● PROBLEM STATEMENT
Leave out the pictures; transcribe all else exactly.

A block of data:
-=-=-=-=-
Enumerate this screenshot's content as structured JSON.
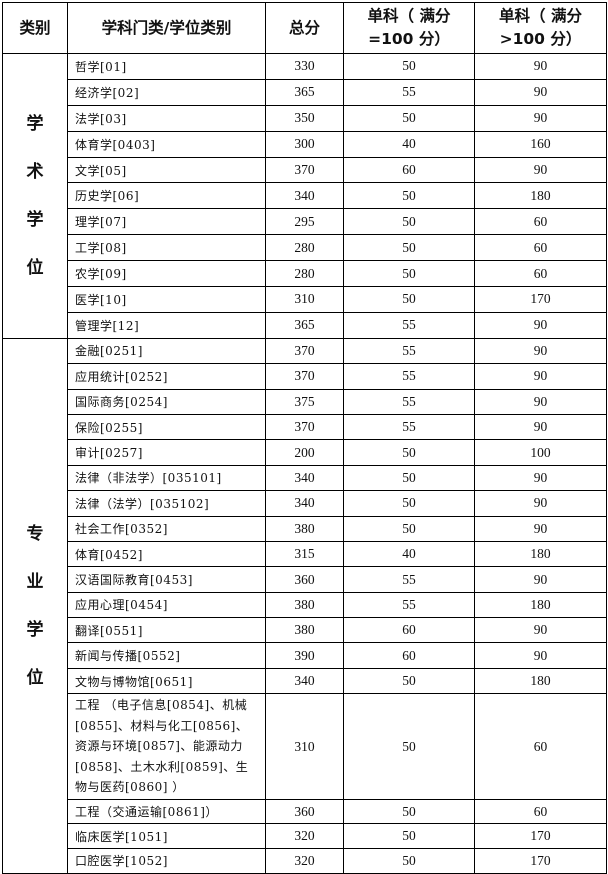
{
  "headers": [
    "类别",
    "学科门类/学位类别",
    "总分",
    "单科（ 满分=100 分）",
    "单科（ 满分>100 分）"
  ],
  "groups": [
    {
      "category": "学术学位",
      "rows": [
        {
          "name": "哲学[01]",
          "total": "330",
          "s100": "50",
          "sgt100": "90"
        },
        {
          "name": "经济学[02]",
          "total": "365",
          "s100": "55",
          "sgt100": "90"
        },
        {
          "name": "法学[03]",
          "total": "350",
          "s100": "50",
          "sgt100": "90"
        },
        {
          "name": "体育学[0403]",
          "total": "300",
          "s100": "40",
          "sgt100": "160"
        },
        {
          "name": "文学[05]",
          "total": "370",
          "s100": "60",
          "sgt100": "90"
        },
        {
          "name": "历史学[06]",
          "total": "340",
          "s100": "50",
          "sgt100": "180"
        },
        {
          "name": "理学[07]",
          "total": "295",
          "s100": "50",
          "sgt100": "60"
        },
        {
          "name": "工学[08]",
          "total": "280",
          "s100": "50",
          "sgt100": "60"
        },
        {
          "name": "农学[09]",
          "total": "280",
          "s100": "50",
          "sgt100": "60"
        },
        {
          "name": "医学[10]",
          "total": "310",
          "s100": "50",
          "sgt100": "170"
        },
        {
          "name": "管理学[12]",
          "total": "365",
          "s100": "55",
          "sgt100": "90"
        }
      ]
    },
    {
      "category": "专业学位",
      "rows": [
        {
          "name": "金融[0251]",
          "total": "370",
          "s100": "55",
          "sgt100": "90"
        },
        {
          "name": "应用统计[0252]",
          "total": "370",
          "s100": "55",
          "sgt100": "90"
        },
        {
          "name": "国际商务[0254]",
          "total": "375",
          "s100": "55",
          "sgt100": "90"
        },
        {
          "name": "保险[0255]",
          "total": "370",
          "s100": "55",
          "sgt100": "90"
        },
        {
          "name": "审计[0257]",
          "total": "200",
          "s100": "50",
          "sgt100": "100"
        },
        {
          "name": "法律（非法学）[035101]",
          "total": "340",
          "s100": "50",
          "sgt100": "90"
        },
        {
          "name": "法律（法学）[035102]",
          "total": "340",
          "s100": "50",
          "sgt100": "90"
        },
        {
          "name": "社会工作[0352]",
          "total": "380",
          "s100": "50",
          "sgt100": "90"
        },
        {
          "name": "体育[0452]",
          "total": "315",
          "s100": "40",
          "sgt100": "180"
        },
        {
          "name": "汉语国际教育[0453]",
          "total": "360",
          "s100": "55",
          "sgt100": "90"
        },
        {
          "name": "应用心理[0454]",
          "total": "380",
          "s100": "55",
          "sgt100": "180"
        },
        {
          "name": "翻译[0551]",
          "total": "380",
          "s100": "60",
          "sgt100": "90"
        },
        {
          "name": "新闻与传播[0552]",
          "total": "390",
          "s100": "60",
          "sgt100": "90"
        },
        {
          "name": "文物与博物馆[0651]",
          "total": "340",
          "s100": "50",
          "sgt100": "180"
        },
        {
          "name": "工程 （电子信息[0854]、机械[0855]、材料与化工[0856]、资源与环境[0857]、能源动力[0858]、土木水利[0859]、生物与医药[0860] ）",
          "total": "310",
          "s100": "50",
          "sgt100": "60",
          "multiline": true
        },
        {
          "name": "工程（交通运输[0861]）",
          "total": "360",
          "s100": "50",
          "sgt100": "60"
        },
        {
          "name": "临床医学[1051]",
          "total": "320",
          "s100": "50",
          "sgt100": "170"
        },
        {
          "name": "口腔医学[1052]",
          "total": "320",
          "s100": "50",
          "sgt100": "170"
        }
      ]
    }
  ]
}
-=-=-=-=-
● COMPLETED EXERCISE
Enumerate this screenshot's content as structured JSON.
{
  "headers": [
    "类别",
    "学科门类/学位类别",
    "总分",
    "单科（ 满分=100 分）",
    "单科（ 满分>100 分）"
  ],
  "groups": [
    {
      "category": "学术学位",
      "rows": [
        {
          "name": "哲学[01]",
          "total": "330",
          "s100": "50",
          "sgt100": "90"
        },
        {
          "name": "经济学[02]",
          "total": "365",
          "s100": "55",
          "sgt100": "90"
        },
        {
          "name": "法学[03]",
          "total": "350",
          "s100": "50",
          "sgt100": "90"
        },
        {
          "name": "体育学[0403]",
          "total": "300",
          "s100": "40",
          "sgt100": "160"
        },
        {
          "name": "文学[05]",
          "total": "370",
          "s100": "60",
          "sgt100": "90"
        },
        {
          "name": "历史学[06]",
          "total": "340",
          "s100": "50",
          "sgt100": "180"
        },
        {
          "name": "理学[07]",
          "total": "295",
          "s100": "50",
          "sgt100": "60"
        },
        {
          "name": "工学[08]",
          "total": "280",
          "s100": "50",
          "sgt100": "60"
        },
        {
          "name": "农学[09]",
          "total": "280",
          "s100": "50",
          "sgt100": "60"
        },
        {
          "name": "医学[10]",
          "total": "310",
          "s100": "50",
          "sgt100": "170"
        },
        {
          "name": "管理学[12]",
          "total": "365",
          "s100": "55",
          "sgt100": "90"
        }
      ]
    },
    {
      "category": "专业学位",
      "rows": [
        {
          "name": "金融[0251]",
          "total": "370",
          "s100": "55",
          "sgt100": "90"
        },
        {
          "name": "应用统计[0252]",
          "total": "370",
          "s100": "55",
          "sgt100": "90"
        },
        {
          "name": "国际商务[0254]",
          "total": "375",
          "s100": "55",
          "sgt100": "90"
        },
        {
          "name": "保险[0255]",
          "total": "370",
          "s100": "55",
          "sgt100": "90"
        },
        {
          "name": "审计[0257]",
          "total": "200",
          "s100": "50",
          "sgt100": "100"
        },
        {
          "name": "法律（非法学）[035101]",
          "total": "340",
          "s100": "50",
          "sgt100": "90"
        },
        {
          "name": "法律（法学）[035102]",
          "total": "340",
          "s100": "50",
          "sgt100": "90"
        },
        {
          "name": "社会工作[0352]",
          "total": "380",
          "s100": "50",
          "sgt100": "90"
        },
        {
          "name": "体育[0452]",
          "total": "315",
          "s100": "40",
          "sgt100": "180"
        },
        {
          "name": "汉语国际教育[0453]",
          "total": "360",
          "s100": "55",
          "sgt100": "90"
        },
        {
          "name": "应用心理[0454]",
          "total": "380",
          "s100": "55",
          "sgt100": "180"
        },
        {
          "name": "翻译[0551]",
          "total": "380",
          "s100": "60",
          "sgt100": "90"
        },
        {
          "name": "新闻与传播[0552]",
          "total": "390",
          "s100": "60",
          "sgt100": "90"
        },
        {
          "name": "文物与博物馆[0651]",
          "total": "340",
          "s100": "50",
          "sgt100": "180"
        },
        {
          "name": "工程 （电子信息[0854]、机械[0855]、材料与化工[0856]、资源与环境[0857]、能源动力[0858]、土木水利[0859]、生物与医药[0860] ）",
          "total": "310",
          "s100": "50",
          "sgt100": "60",
          "multiline": true
        },
        {
          "name": "工程（交通运输[0861]）",
          "total": "360",
          "s100": "50",
          "sgt100": "60"
        },
        {
          "name": "临床医学[1051]",
          "total": "320",
          "s100": "50",
          "sgt100": "170"
        },
        {
          "name": "口腔医学[1052]",
          "total": "320",
          "s100": "50",
          "sgt100": "170"
        }
      ]
    }
  ]
}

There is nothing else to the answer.